> _REQUIRED WORK_: Look through the lines below and extract any with the word "highlighted".

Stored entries
— Begin —

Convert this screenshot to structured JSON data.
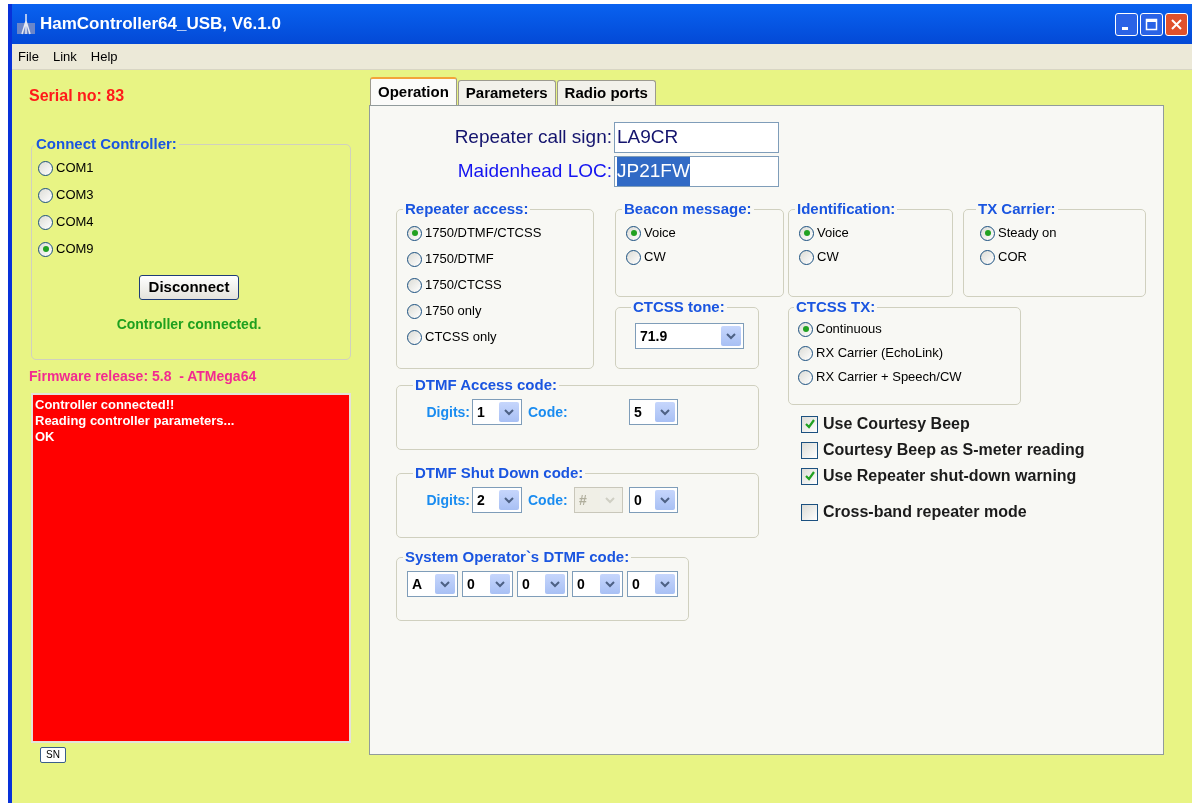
{
  "window": {
    "title": "HamController64_USB, V6.1.0"
  },
  "menu": [
    "File",
    "Link",
    "Help"
  ],
  "serial_no": "Serial no: 83",
  "connect_controller": {
    "title": "Connect Controller:",
    "ports": [
      {
        "label": "COM1",
        "selected": false
      },
      {
        "label": "COM3",
        "selected": false
      },
      {
        "label": "COM4",
        "selected": false
      },
      {
        "label": "COM9",
        "selected": true
      }
    ],
    "button": "Disconnect",
    "status": "Controller connected."
  },
  "firmware": "Firmware release: 5.8  - ATMega64",
  "log": [
    "Controller connected!!",
    "Reading controller parameters...",
    "OK"
  ],
  "sn_button": "SN",
  "tabs": [
    {
      "label": "Operation",
      "selected": true
    },
    {
      "label": "Parameters",
      "selected": false
    },
    {
      "label": "Radio ports",
      "selected": false
    }
  ],
  "fields": [
    {
      "label": "Repeater call sign:",
      "value": "LA9CR",
      "color": "#14146e",
      "highlighted": false
    },
    {
      "label": "Maidenhead LOC:",
      "value": "JP21FW",
      "color": "#1414f0",
      "highlighted": true
    }
  ],
  "repeater_access": {
    "title": "Repeater access:",
    "options": [
      {
        "label": "1750/DTMF/CTCSS",
        "selected": true
      },
      {
        "label": "1750/DTMF",
        "selected": false
      },
      {
        "label": "1750/CTCSS",
        "selected": false
      },
      {
        "label": "1750 only",
        "selected": false
      },
      {
        "label": "CTCSS only",
        "selected": false
      }
    ]
  },
  "beacon_message": {
    "title": "Beacon message:",
    "options": [
      {
        "label": "Voice",
        "selected": true
      },
      {
        "label": "CW",
        "selected": false
      }
    ]
  },
  "identification": {
    "title": "Identification:",
    "options": [
      {
        "label": "Voice",
        "selected": true
      },
      {
        "label": "CW",
        "selected": false
      }
    ]
  },
  "tx_carrier": {
    "title": "TX Carrier:",
    "options": [
      {
        "label": "Steady on",
        "selected": true
      },
      {
        "label": "COR",
        "selected": false
      }
    ]
  },
  "ctcss_tone": {
    "title": "CTCSS tone:",
    "value": "71.9"
  },
  "ctcss_tx": {
    "title": "CTCSS TX:",
    "options": [
      {
        "label": "Continuous",
        "selected": true
      },
      {
        "label": "RX Carrier (EchoLink)",
        "selected": false
      },
      {
        "label": "RX Carrier + Speech/CW",
        "selected": false
      }
    ]
  },
  "dtmf_access": {
    "title": "DTMF Access code:",
    "digits_label": "Digits:",
    "digits": "1",
    "code_label": "Code:",
    "codes": [
      {
        "value": "5",
        "disabled": false
      }
    ]
  },
  "dtmf_shutdown": {
    "title": "DTMF Shut Down code:",
    "digits_label": "Digits:",
    "digits": "2",
    "code_label": "Code:",
    "codes": [
      {
        "value": "#",
        "disabled": true
      },
      {
        "value": "0",
        "disabled": false
      }
    ]
  },
  "sysop_code": {
    "title": "System Operator`s DTMF code:",
    "codes": [
      "A",
      "0",
      "0",
      "0",
      "0"
    ]
  },
  "checkboxes": [
    {
      "label": "Use Courtesy Beep",
      "checked": true
    },
    {
      "label": "Courtesy Beep as S-meter reading",
      "checked": false
    },
    {
      "label": "Use Repeater shut-down warning",
      "checked": true
    },
    {
      "label": "Cross-band repeater mode",
      "checked": false
    }
  ]
}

— End —

> _OUTPUT_:
      "highlighted": false
      "highlighted": true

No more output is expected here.